Data:
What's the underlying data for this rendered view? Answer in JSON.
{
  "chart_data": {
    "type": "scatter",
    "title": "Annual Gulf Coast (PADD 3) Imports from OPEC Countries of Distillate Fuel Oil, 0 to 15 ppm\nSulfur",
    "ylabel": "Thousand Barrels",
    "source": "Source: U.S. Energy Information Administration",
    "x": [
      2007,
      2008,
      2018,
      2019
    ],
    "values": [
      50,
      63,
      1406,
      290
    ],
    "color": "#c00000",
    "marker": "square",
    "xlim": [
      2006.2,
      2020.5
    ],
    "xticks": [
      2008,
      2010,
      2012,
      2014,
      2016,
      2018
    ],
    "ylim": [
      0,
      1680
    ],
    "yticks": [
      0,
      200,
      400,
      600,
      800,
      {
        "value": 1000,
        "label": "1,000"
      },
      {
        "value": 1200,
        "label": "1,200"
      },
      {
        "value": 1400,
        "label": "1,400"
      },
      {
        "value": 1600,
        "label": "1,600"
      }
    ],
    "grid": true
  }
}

Set exercise: Write out all the entries exactly.

Response below:
What's the underlying data for this rendered view? Answer in JSON.
{
  "chart_data": {
    "type": "scatter",
    "title": "Annual Gulf Coast (PADD 3) Imports from OPEC Countries of Distillate Fuel Oil, 0 to 15 ppm\nSulfur",
    "ylabel": "Thousand Barrels",
    "source": "Source: U.S. Energy Information Administration",
    "x": [
      2007,
      2008,
      2018,
      2019
    ],
    "values": [
      50,
      63,
      1406,
      290
    ],
    "color": "#c00000",
    "marker": "square",
    "xlim": [
      2006.2,
      2020.5
    ],
    "xticks": [
      2008,
      2010,
      2012,
      2014,
      2016,
      2018
    ],
    "ylim": [
      0,
      1680
    ],
    "yticks": [
      0,
      200,
      400,
      600,
      800,
      {
        "value": 1000,
        "label": "1,000"
      },
      {
        "value": 1200,
        "label": "1,200"
      },
      {
        "value": 1400,
        "label": "1,400"
      },
      {
        "value": 1600,
        "label": "1,600"
      }
    ],
    "grid": true
  }
}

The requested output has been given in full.